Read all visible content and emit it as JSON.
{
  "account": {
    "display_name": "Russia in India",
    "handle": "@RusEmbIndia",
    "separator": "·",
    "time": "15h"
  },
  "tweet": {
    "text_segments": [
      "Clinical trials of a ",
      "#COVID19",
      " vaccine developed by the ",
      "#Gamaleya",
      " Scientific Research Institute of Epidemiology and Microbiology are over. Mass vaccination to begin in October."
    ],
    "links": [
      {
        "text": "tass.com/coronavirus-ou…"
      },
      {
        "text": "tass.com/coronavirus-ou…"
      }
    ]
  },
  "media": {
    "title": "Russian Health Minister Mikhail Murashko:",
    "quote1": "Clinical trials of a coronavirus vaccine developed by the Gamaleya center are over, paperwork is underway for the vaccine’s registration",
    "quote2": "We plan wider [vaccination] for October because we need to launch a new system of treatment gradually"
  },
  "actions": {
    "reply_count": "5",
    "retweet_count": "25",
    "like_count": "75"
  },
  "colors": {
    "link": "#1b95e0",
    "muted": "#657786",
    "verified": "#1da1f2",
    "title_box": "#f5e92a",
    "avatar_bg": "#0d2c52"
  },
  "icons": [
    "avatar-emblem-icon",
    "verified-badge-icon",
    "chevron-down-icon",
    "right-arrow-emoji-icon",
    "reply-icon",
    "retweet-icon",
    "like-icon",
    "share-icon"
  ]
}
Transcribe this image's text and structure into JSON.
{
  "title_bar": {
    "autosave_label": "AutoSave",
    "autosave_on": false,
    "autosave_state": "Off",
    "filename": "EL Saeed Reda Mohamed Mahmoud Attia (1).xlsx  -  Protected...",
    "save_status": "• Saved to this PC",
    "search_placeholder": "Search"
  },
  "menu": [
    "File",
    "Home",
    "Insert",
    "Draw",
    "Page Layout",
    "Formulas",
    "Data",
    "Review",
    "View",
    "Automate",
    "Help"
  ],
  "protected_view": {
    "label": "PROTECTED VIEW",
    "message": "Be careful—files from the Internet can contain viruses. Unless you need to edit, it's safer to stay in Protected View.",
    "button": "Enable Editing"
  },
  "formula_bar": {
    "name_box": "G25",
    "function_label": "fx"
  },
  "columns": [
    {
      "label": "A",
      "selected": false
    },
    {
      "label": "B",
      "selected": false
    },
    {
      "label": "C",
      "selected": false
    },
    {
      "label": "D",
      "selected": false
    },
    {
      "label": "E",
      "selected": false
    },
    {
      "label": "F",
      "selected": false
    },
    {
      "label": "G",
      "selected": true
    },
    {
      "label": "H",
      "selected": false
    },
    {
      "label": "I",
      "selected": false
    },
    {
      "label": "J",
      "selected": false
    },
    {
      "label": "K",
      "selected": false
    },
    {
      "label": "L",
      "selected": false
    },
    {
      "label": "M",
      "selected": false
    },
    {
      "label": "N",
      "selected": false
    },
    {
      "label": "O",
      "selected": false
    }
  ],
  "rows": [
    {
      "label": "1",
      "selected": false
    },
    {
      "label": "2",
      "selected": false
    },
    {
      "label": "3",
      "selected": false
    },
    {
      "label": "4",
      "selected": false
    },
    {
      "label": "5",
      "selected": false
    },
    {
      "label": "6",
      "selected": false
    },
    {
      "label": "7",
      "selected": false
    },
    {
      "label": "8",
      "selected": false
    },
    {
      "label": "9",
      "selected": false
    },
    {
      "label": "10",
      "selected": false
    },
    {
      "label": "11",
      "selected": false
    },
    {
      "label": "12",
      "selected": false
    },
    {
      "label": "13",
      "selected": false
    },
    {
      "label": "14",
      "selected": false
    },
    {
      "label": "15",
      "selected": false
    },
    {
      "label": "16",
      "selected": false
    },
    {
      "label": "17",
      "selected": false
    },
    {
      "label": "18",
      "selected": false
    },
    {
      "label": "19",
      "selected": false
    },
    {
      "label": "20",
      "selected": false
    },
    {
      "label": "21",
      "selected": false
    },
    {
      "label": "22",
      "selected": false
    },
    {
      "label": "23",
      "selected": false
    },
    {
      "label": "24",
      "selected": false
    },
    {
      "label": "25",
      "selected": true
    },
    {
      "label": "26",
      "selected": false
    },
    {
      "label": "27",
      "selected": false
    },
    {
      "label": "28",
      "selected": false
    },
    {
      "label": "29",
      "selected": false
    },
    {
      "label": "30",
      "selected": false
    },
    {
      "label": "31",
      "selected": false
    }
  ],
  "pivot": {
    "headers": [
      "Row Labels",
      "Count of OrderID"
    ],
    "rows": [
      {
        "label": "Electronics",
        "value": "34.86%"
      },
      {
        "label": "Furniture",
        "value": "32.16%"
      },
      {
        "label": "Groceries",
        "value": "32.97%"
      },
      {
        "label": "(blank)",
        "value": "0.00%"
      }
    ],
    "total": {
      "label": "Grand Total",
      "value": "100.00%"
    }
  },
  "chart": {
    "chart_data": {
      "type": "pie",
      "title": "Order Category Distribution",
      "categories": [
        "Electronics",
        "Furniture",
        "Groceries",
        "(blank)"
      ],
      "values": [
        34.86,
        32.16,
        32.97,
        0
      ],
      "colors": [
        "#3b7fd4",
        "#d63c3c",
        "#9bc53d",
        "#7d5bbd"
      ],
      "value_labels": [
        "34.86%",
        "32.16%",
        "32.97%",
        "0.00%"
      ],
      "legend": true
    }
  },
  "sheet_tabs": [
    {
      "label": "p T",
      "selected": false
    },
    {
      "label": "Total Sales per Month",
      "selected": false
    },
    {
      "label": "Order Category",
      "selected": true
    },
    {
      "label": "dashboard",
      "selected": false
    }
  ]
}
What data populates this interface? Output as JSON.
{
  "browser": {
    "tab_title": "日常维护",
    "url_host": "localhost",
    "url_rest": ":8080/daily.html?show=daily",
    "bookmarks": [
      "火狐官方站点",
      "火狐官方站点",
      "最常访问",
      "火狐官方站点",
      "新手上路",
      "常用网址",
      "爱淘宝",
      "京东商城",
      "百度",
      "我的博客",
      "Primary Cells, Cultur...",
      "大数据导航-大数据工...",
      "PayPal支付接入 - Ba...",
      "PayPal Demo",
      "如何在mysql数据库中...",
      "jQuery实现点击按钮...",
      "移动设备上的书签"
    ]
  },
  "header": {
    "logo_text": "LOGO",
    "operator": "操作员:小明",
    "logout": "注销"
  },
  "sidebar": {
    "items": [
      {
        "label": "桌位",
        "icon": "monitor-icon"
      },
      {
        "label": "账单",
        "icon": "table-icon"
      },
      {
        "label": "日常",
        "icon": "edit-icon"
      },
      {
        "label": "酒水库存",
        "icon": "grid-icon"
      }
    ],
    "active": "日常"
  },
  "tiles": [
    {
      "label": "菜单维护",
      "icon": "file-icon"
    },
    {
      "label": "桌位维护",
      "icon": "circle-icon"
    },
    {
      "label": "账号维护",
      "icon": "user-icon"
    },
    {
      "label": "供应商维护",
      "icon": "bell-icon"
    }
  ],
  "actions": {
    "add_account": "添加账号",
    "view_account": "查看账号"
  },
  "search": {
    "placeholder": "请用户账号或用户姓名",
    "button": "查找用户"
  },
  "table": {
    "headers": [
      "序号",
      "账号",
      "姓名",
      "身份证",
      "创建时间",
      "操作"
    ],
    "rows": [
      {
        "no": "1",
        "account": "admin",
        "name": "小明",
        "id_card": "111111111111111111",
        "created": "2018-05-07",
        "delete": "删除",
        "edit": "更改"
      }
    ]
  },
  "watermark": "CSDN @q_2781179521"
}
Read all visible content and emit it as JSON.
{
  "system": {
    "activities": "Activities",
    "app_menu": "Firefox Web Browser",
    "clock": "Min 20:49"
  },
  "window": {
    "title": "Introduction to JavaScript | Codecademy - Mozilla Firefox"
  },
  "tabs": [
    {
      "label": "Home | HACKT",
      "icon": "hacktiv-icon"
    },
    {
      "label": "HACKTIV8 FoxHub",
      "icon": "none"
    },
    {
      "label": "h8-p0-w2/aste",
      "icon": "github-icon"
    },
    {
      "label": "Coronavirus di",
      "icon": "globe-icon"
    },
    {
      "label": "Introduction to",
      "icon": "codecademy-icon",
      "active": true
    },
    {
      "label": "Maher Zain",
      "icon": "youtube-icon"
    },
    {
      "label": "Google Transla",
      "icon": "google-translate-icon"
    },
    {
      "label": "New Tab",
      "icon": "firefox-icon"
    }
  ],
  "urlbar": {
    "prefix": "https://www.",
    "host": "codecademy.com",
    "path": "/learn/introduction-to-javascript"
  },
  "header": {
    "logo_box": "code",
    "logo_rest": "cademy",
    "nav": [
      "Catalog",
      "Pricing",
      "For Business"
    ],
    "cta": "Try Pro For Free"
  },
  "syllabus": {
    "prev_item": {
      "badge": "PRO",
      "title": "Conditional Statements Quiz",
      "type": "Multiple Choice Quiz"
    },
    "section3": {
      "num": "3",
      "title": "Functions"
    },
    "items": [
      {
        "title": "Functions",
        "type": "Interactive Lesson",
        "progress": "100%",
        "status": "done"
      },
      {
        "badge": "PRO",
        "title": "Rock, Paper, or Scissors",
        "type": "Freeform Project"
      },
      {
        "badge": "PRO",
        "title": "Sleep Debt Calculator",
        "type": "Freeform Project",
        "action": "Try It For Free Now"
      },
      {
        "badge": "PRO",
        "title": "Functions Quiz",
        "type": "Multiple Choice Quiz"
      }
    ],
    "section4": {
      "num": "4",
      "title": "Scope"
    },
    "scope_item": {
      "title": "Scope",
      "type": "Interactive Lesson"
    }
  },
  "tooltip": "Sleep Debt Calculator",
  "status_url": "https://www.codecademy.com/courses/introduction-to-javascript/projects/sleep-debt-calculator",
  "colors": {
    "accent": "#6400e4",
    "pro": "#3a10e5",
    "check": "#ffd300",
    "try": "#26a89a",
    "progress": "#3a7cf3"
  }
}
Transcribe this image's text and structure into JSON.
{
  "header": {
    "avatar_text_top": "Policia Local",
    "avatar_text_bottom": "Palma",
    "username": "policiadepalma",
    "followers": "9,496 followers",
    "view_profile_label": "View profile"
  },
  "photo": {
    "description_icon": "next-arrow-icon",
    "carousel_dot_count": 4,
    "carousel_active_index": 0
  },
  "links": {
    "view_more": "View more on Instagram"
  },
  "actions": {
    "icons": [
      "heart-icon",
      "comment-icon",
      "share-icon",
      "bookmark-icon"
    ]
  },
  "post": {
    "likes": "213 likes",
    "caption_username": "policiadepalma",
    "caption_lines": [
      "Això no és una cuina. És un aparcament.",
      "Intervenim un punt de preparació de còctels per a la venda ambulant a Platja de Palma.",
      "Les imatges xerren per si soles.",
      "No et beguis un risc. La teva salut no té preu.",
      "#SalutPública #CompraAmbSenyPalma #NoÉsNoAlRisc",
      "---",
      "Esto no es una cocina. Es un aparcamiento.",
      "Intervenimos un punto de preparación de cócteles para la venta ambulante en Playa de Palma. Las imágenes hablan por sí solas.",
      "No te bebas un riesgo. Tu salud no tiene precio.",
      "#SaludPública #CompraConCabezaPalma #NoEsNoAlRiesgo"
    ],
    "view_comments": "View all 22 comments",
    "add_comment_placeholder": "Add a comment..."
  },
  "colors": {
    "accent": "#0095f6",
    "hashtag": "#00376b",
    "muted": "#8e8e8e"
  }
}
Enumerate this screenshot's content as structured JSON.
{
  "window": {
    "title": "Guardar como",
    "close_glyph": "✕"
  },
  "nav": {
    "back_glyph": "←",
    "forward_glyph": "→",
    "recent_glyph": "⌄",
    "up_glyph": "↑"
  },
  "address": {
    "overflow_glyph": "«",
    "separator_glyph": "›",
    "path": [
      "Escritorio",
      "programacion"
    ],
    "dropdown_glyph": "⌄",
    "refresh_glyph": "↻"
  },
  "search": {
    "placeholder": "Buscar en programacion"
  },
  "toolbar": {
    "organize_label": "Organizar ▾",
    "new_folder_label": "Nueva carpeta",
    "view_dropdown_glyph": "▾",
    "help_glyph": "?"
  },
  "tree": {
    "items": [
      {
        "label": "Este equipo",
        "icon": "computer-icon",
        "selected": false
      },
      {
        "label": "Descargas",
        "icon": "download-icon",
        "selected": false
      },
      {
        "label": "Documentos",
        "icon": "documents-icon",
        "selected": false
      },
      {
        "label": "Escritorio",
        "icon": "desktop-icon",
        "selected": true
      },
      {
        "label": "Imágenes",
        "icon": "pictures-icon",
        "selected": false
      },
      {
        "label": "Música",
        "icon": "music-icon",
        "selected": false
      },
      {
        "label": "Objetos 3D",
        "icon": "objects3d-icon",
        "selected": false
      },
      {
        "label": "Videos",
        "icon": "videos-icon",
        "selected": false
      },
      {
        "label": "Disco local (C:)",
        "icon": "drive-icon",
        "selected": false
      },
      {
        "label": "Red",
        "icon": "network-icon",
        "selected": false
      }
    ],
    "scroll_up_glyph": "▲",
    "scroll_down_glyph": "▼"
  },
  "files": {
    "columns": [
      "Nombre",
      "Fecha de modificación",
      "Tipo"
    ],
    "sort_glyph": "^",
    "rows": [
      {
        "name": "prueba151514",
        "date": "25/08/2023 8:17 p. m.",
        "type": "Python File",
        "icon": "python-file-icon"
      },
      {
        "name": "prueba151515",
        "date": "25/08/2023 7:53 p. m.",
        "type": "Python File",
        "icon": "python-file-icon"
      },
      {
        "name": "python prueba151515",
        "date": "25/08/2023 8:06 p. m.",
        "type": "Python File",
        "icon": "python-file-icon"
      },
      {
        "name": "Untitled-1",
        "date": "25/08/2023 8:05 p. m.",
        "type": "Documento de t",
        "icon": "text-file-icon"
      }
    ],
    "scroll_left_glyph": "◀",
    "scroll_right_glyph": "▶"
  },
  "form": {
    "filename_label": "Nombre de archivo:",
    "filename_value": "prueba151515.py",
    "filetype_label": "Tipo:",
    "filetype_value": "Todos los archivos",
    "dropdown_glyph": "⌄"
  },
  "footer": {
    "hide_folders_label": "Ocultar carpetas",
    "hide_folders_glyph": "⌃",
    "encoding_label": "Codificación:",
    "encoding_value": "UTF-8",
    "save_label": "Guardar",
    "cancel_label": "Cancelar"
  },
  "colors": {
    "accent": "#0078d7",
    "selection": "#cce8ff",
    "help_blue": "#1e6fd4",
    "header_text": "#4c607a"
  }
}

Work required
Using the data above, return each line that includes the word "vaccination".

Solution for this task
      " Scientific Research Institute of Epidemiology and Microbiology are over. Mass vaccination to begin in October."
    "quote2": "We plan wider [vaccination] for October because we need to launch a new system of treatment gradually"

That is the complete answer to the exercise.